DIRECTIONS FOR THIS TASK
Repeat all the material exactly; pictures stay out of your copy.

= = = =

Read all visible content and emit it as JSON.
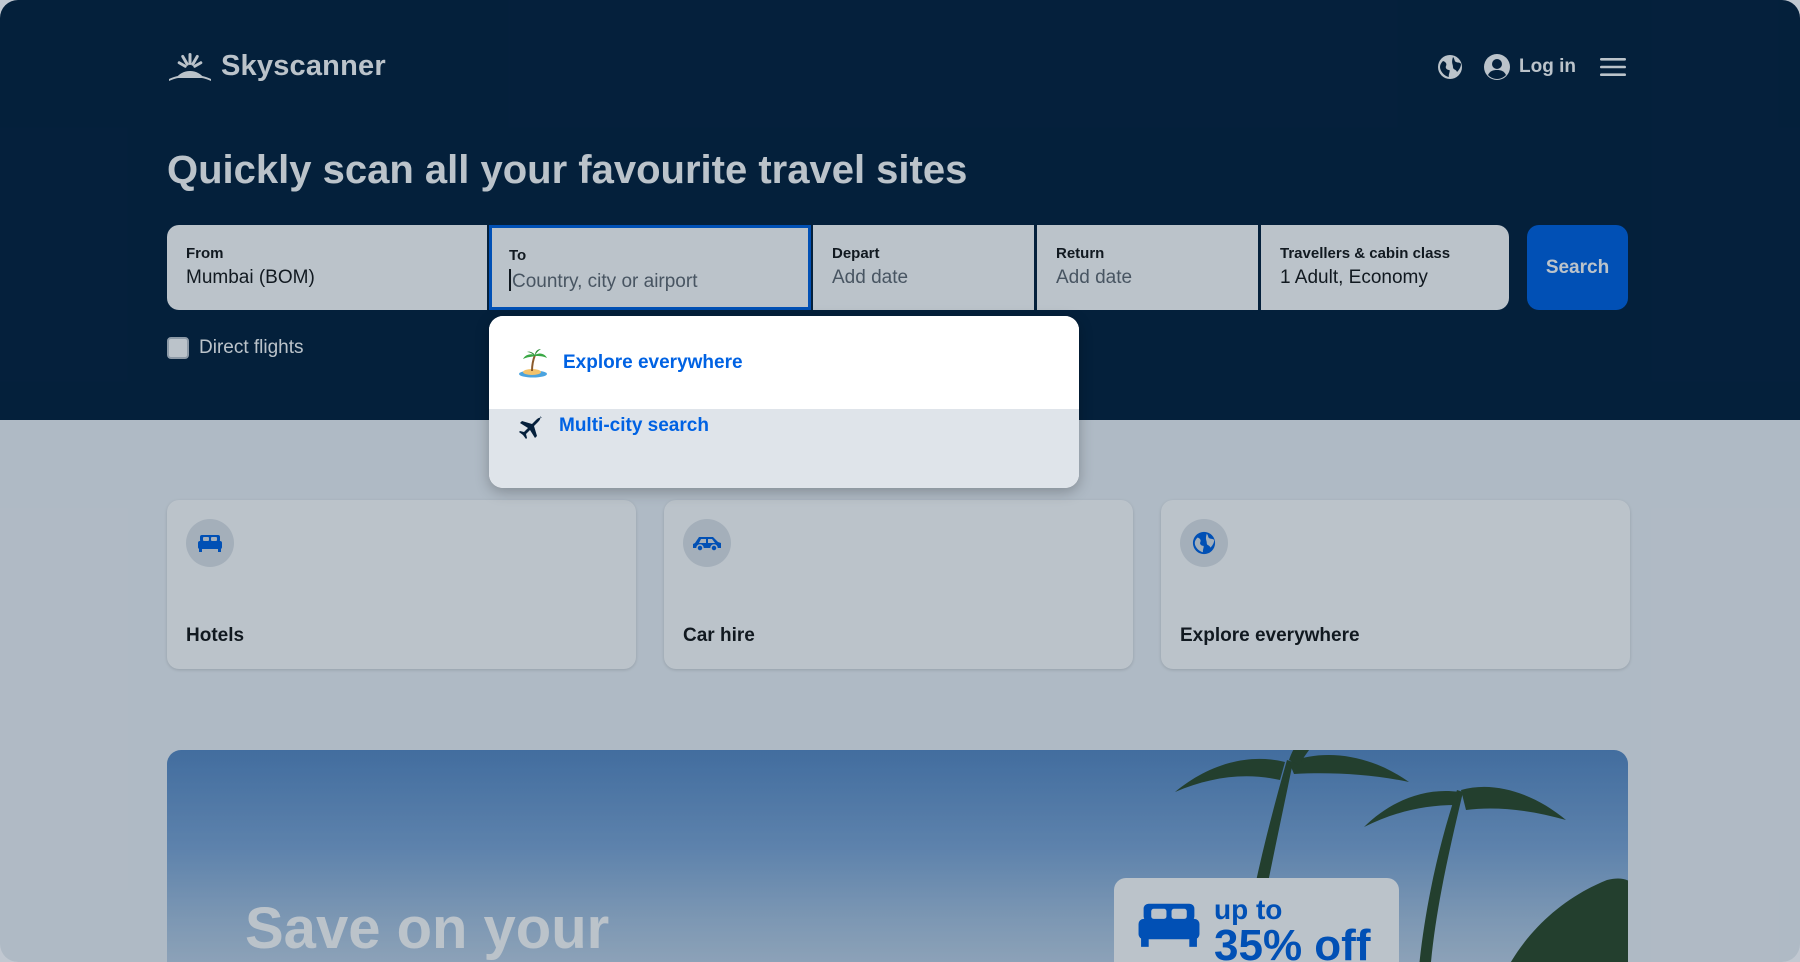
{
  "brand": {
    "name": "Skyscanner"
  },
  "header": {
    "login_label": "Log in",
    "icons": [
      "globe-icon",
      "account-icon",
      "menu-icon"
    ]
  },
  "hero": {
    "headline": "Quickly scan all your favourite travel sites"
  },
  "search": {
    "from": {
      "label": "From",
      "value": "Mumbai (BOM)"
    },
    "to": {
      "label": "To",
      "placeholder": "Country, city or airport",
      "value": ""
    },
    "depart": {
      "label": "Depart",
      "placeholder": "Add date"
    },
    "return": {
      "label": "Return",
      "placeholder": "Add date"
    },
    "travellers": {
      "label": "Travellers & cabin class",
      "value": "1 Adult, Economy"
    },
    "button_label": "Search",
    "direct_flights_label": "Direct flights",
    "direct_flights_checked": false
  },
  "dropdown": {
    "items": [
      {
        "label": "Explore everywhere",
        "icon": "island-icon"
      },
      {
        "label": "Multi-city search",
        "icon": "plane-icon"
      }
    ]
  },
  "cards": [
    {
      "title": "Hotels",
      "icon": "bed-icon"
    },
    {
      "title": "Car hire",
      "icon": "car-icon"
    },
    {
      "title": "Explore everywhere",
      "icon": "globe-icon"
    }
  ],
  "banner": {
    "text": "Save on your",
    "promo_upto": "up to",
    "promo_pct": "35% off"
  },
  "colors": {
    "navy": "#05203c",
    "accent": "#0062e3",
    "page": "#eff3f8"
  }
}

= = = =

ANSWER TO THE TASK
Read all visible content and emit it as JSON.
{
  "brand": {
    "name": "Skyscanner"
  },
  "header": {
    "login_label": "Log in",
    "icons": [
      "globe-icon",
      "account-icon",
      "menu-icon"
    ]
  },
  "hero": {
    "headline": "Quickly scan all your favourite travel sites"
  },
  "search": {
    "from": {
      "label": "From",
      "value": "Mumbai (BOM)"
    },
    "to": {
      "label": "To",
      "placeholder": "Country, city or airport",
      "value": ""
    },
    "depart": {
      "label": "Depart",
      "placeholder": "Add date"
    },
    "return": {
      "label": "Return",
      "placeholder": "Add date"
    },
    "travellers": {
      "label": "Travellers & cabin class",
      "value": "1 Adult, Economy"
    },
    "button_label": "Search",
    "direct_flights_label": "Direct flights",
    "direct_flights_checked": false
  },
  "dropdown": {
    "items": [
      {
        "label": "Explore everywhere",
        "icon": "island-icon"
      },
      {
        "label": "Multi-city search",
        "icon": "plane-icon"
      }
    ]
  },
  "cards": [
    {
      "title": "Hotels",
      "icon": "bed-icon"
    },
    {
      "title": "Car hire",
      "icon": "car-icon"
    },
    {
      "title": "Explore everywhere",
      "icon": "globe-icon"
    }
  ],
  "banner": {
    "text": "Save on your",
    "promo_upto": "up to",
    "promo_pct": "35% off"
  },
  "colors": {
    "navy": "#05203c",
    "accent": "#0062e3",
    "page": "#eff3f8"
  }
}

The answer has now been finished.